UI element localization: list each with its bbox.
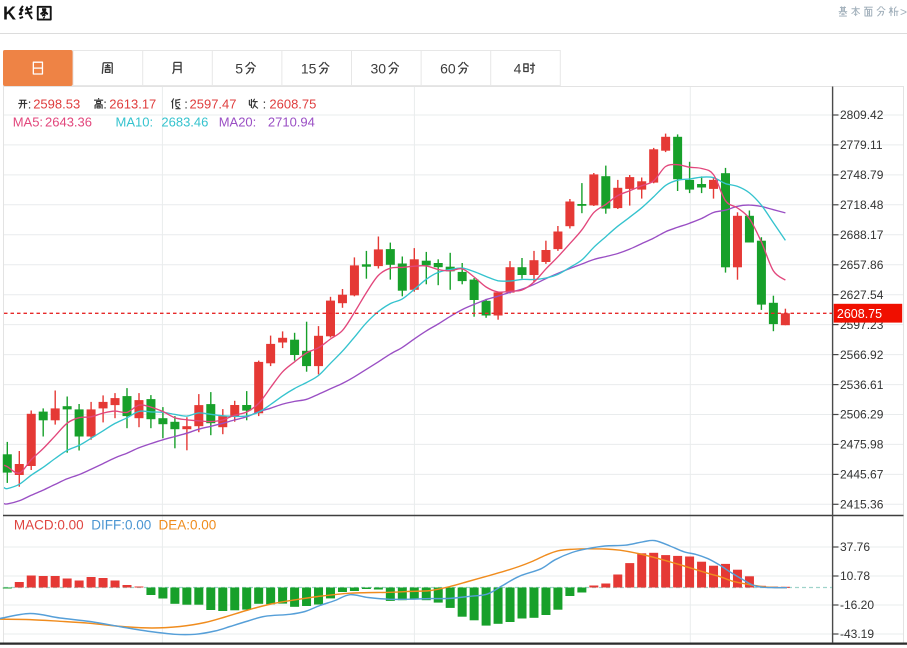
- svg-text:2809.42: 2809.42: [840, 108, 884, 122]
- svg-text:2597.47: 2597.47: [190, 97, 237, 112]
- svg-text:2415.36: 2415.36: [840, 498, 884, 512]
- svg-text:2779.11: 2779.11: [840, 138, 883, 152]
- svg-text:2445.67: 2445.67: [840, 468, 884, 482]
- svg-text::: :: [263, 97, 267, 112]
- svg-text:-16.20: -16.20: [840, 598, 874, 612]
- svg-text:-43.19: -43.19: [840, 627, 874, 641]
- svg-text:2627.54: 2627.54: [840, 288, 884, 302]
- svg-text:10.78: 10.78: [840, 569, 870, 583]
- svg-text:>: >: [900, 5, 907, 19]
- svg-text:15: 15: [301, 61, 317, 77]
- svg-text:30: 30: [371, 61, 387, 77]
- svg-text:2608.75: 2608.75: [837, 307, 882, 321]
- svg-text:37.76: 37.76: [840, 540, 870, 554]
- svg-text:2608.75: 2608.75: [269, 97, 316, 112]
- svg-text:2475.98: 2475.98: [840, 438, 884, 452]
- svg-text:K: K: [3, 4, 16, 24]
- svg-text:4: 4: [514, 61, 522, 77]
- svg-text:2566.92: 2566.92: [840, 348, 884, 362]
- svg-text:60: 60: [440, 61, 456, 77]
- svg-text::: :: [103, 97, 107, 112]
- svg-text:2748.79: 2748.79: [840, 168, 884, 182]
- svg-text::: :: [184, 97, 188, 112]
- svg-text:5: 5: [235, 61, 243, 77]
- svg-text:2536.61: 2536.61: [840, 378, 884, 392]
- svg-text::: :: [28, 97, 32, 112]
- svg-text:2718.48: 2718.48: [840, 198, 884, 212]
- svg-text:2598.53: 2598.53: [33, 97, 80, 112]
- svg-text:2506.29: 2506.29: [840, 408, 884, 422]
- svg-text:2613.17: 2613.17: [109, 97, 156, 112]
- svg-text:2657.86: 2657.86: [840, 258, 884, 272]
- svg-text:2688.17: 2688.17: [840, 228, 884, 242]
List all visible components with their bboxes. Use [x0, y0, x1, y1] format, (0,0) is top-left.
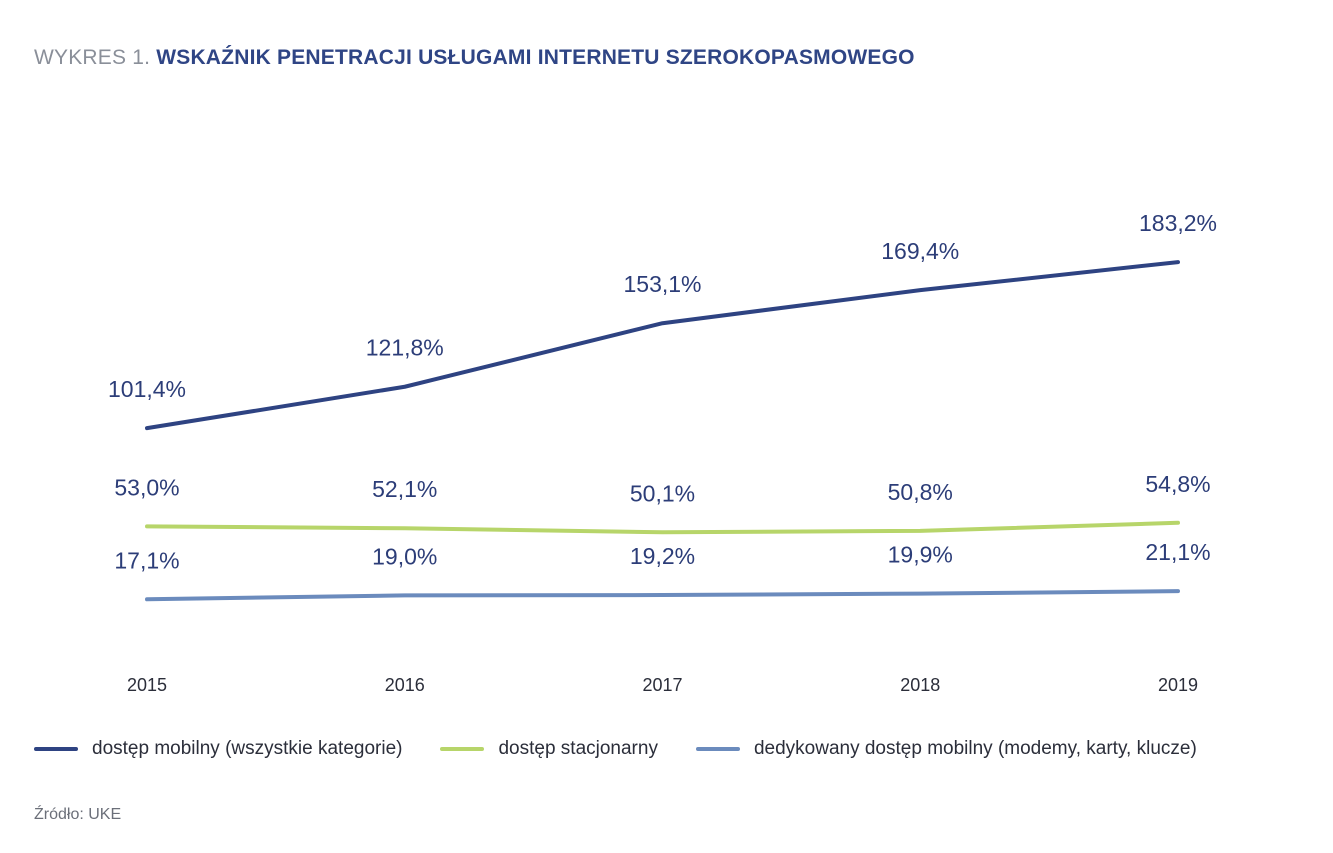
x-tick-label-2017: 2017 — [642, 675, 682, 695]
legend-item-mobile: dostęp mobilny (wszystkie kategorie) — [34, 738, 402, 760]
data-label-fixed-2016: 52,1% — [372, 476, 437, 502]
x-tick-label-2018: 2018 — [900, 675, 940, 695]
data-label-dedicated-2019: 21,1% — [1145, 539, 1210, 565]
legend-swatch-mobile — [34, 747, 78, 751]
chart-legend: dostęp mobilny (wszystkie kategorie) dos… — [34, 738, 1235, 760]
data-label-fixed-2017: 50,1% — [630, 480, 695, 506]
data-label-mobile-2019: 183,2% — [1139, 210, 1217, 236]
source-note: Źródło: UKE — [34, 806, 122, 823]
data-label-dedicated-2018: 19,9% — [888, 542, 953, 568]
data-label-fixed-2018: 50,8% — [888, 479, 953, 505]
data-label-dedicated-2015: 17,1% — [114, 547, 179, 573]
data-label-mobile-2017: 153,1% — [623, 271, 701, 297]
series-line-mobile — [145, 260, 1180, 431]
chart-title: WYKRES 1. WSKAŹNIK PENETRACJI USŁUGAMI I… — [34, 46, 915, 70]
series-line-dedicated — [145, 589, 1180, 602]
chart-title-main: WSKAŹNIK PENETRACJI USŁUGAMI INTERNETU S… — [156, 46, 915, 69]
line-chart: 2015 2016 2017 2018 2019 101,4% 121,8% 153,1% 16… — [108, 210, 1217, 695]
x-tick-label-2016: 2016 — [385, 675, 425, 695]
x-tick-label-2015: 2015 — [127, 675, 167, 695]
legend-swatch-dedicated — [695, 747, 740, 751]
legend-label-fixed: dostęp stacjonarny — [498, 738, 658, 759]
data-label-mobile-2018: 169,4% — [881, 238, 959, 264]
data-label-fixed-2019: 54,8% — [1145, 471, 1210, 497]
data-label-dedicated-2016: 19,0% — [372, 543, 437, 569]
series-line-fixed — [145, 520, 1180, 535]
data-label-mobile-2016: 121,8% — [366, 335, 444, 361]
legend-swatch-fixed — [440, 747, 485, 751]
legend-item-fixed: dostęp stacjonarny — [440, 738, 658, 760]
legend-label-dedicated: dedykowany dostęp mobilny (modemy, karty… — [753, 738, 1197, 759]
x-tick-label-2019: 2019 — [1158, 675, 1198, 695]
chart-title-prefix: WYKRES 1. — [34, 46, 151, 69]
data-label-fixed-2015: 53,0% — [114, 474, 179, 500]
data-label-dedicated-2017: 19,2% — [630, 543, 695, 569]
data-label-mobile-2015: 101,4% — [108, 376, 186, 402]
legend-label-mobile: dostęp mobilny (wszystkie kategorie) — [92, 738, 403, 759]
legend-item-dedicated: dedykowany dostęp mobilny (modemy, karty… — [695, 738, 1197, 760]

### Obiettivo
Riporta testualmente tutte le righe dei dati qui sopra, tralasciando le immagini.

### Risposta completa
UI element localization: list each with its bbox.
- svg-text:2809.42: 2809.42: [840, 108, 884, 122]
- svg-text:2597.47: 2597.47: [190, 97, 237, 112]
- svg-text:2415.36: 2415.36: [840, 498, 884, 512]
- svg-text:2779.11: 2779.11: [840, 138, 883, 152]
- svg-text:2445.67: 2445.67: [840, 468, 884, 482]
- svg-text::: :: [263, 97, 267, 112]
- svg-text:-16.20: -16.20: [840, 598, 874, 612]
- svg-text:-43.19: -43.19: [840, 627, 874, 641]
- svg-text:2627.54: 2627.54: [840, 288, 884, 302]
- svg-text:10.78: 10.78: [840, 569, 870, 583]
- svg-text:>: >: [900, 5, 907, 19]
- svg-text:15: 15: [301, 61, 317, 77]
- svg-text:30: 30: [371, 61, 387, 77]
- svg-text:2608.75: 2608.75: [837, 307, 882, 321]
- svg-text:37.76: 37.76: [840, 540, 870, 554]
- svg-text:2608.75: 2608.75: [269, 97, 316, 112]
- svg-text:2475.98: 2475.98: [840, 438, 884, 452]
- svg-text:K: K: [3, 4, 16, 24]
- svg-text:4: 4: [514, 61, 522, 77]
- svg-text:2566.92: 2566.92: [840, 348, 884, 362]
- svg-text:60: 60: [440, 61, 456, 77]
- svg-text::: :: [103, 97, 107, 112]
- svg-text:2748.79: 2748.79: [840, 168, 884, 182]
- svg-text::: :: [184, 97, 188, 112]
- svg-text:5: 5: [235, 61, 243, 77]
- svg-text:2536.61: 2536.61: [840, 378, 884, 392]
- svg-text::: :: [28, 97, 32, 112]
- svg-text:2718.48: 2718.48: [840, 198, 884, 212]
- svg-text:2598.53: 2598.53: [33, 97, 80, 112]
- svg-text:2506.29: 2506.29: [840, 408, 884, 422]
- svg-text:2613.17: 2613.17: [109, 97, 156, 112]
- svg-text:2657.86: 2657.86: [840, 258, 884, 272]
- svg-text:2688.17: 2688.17: [840, 228, 884, 242]
List all visible components with their bboxes. Use [x0, y0, x1, y1] format, (0,0) is top-left.
x-tick-label-2017: 2017 — [642, 675, 682, 695]
legend-item-mobile: dostęp mobilny (wszystkie kategorie) — [34, 738, 402, 760]
data-label-fixed-2016: 52,1% — [372, 476, 437, 502]
x-tick-label-2018: 2018 — [900, 675, 940, 695]
data-label-dedicated-2019: 21,1% — [1145, 539, 1210, 565]
legend-swatch-mobile — [34, 747, 78, 751]
chart-legend: dostęp mobilny (wszystkie kategorie) dos… — [34, 738, 1235, 760]
data-label-fixed-2017: 50,1% — [630, 480, 695, 506]
data-label-mobile-2019: 183,2% — [1139, 210, 1217, 236]
source-note: Źródło: UKE — [34, 806, 122, 823]
data-label-dedicated-2018: 19,9% — [888, 542, 953, 568]
data-label-fixed-2018: 50,8% — [888, 479, 953, 505]
data-label-dedicated-2015: 17,1% — [114, 547, 179, 573]
data-label-mobile-2017: 153,1% — [623, 271, 701, 297]
series-line-mobile — [145, 260, 1180, 431]
chart-title: WYKRES 1. WSKAŹNIK PENETRACJI USŁUGAMI I… — [34, 46, 915, 70]
series-line-dedicated — [145, 589, 1180, 602]
chart-title-main: WSKAŹNIK PENETRACJI USŁUGAMI INTERNETU S… — [156, 46, 915, 69]
line-chart: 2015 2016 2017 2018 2019 101,4% 121,8% 153,1% 16… — [108, 210, 1217, 695]
x-tick-label-2016: 2016 — [385, 675, 425, 695]
x-tick-label-2015: 2015 — [127, 675, 167, 695]
legend-swatch-dedicated — [695, 747, 740, 751]
legend-label-fixed: dostęp stacjonarny — [498, 738, 658, 759]
data-label-mobile-2018: 169,4% — [881, 238, 959, 264]
data-label-fixed-2019: 54,8% — [1145, 471, 1210, 497]
data-label-dedicated-2016: 19,0% — [372, 543, 437, 569]
series-line-fixed — [145, 520, 1180, 535]
data-label-mobile-2016: 121,8% — [366, 335, 444, 361]
legend-swatch-fixed — [440, 747, 485, 751]
legend-item-fixed: dostęp stacjonarny — [440, 738, 658, 760]
legend-label-dedicated: dedykowany dostęp mobilny (modemy, karty… — [753, 738, 1197, 759]
x-tick-label-2019: 2019 — [1158, 675, 1198, 695]
chart-title-prefix: WYKRES 1. — [34, 46, 151, 69]
data-label-fixed-2015: 53,0% — [114, 474, 179, 500]
data-label-dedicated-2017: 19,2% — [630, 543, 695, 569]
data-label-mobile-2015: 101,4% — [108, 376, 186, 402]
legend-label-mobile: dostęp mobilny (wszystkie kategorie) — [92, 738, 403, 759]
legend-item-dedicated: dedykowany dostęp mobilny (modemy, karty… — [695, 738, 1197, 760]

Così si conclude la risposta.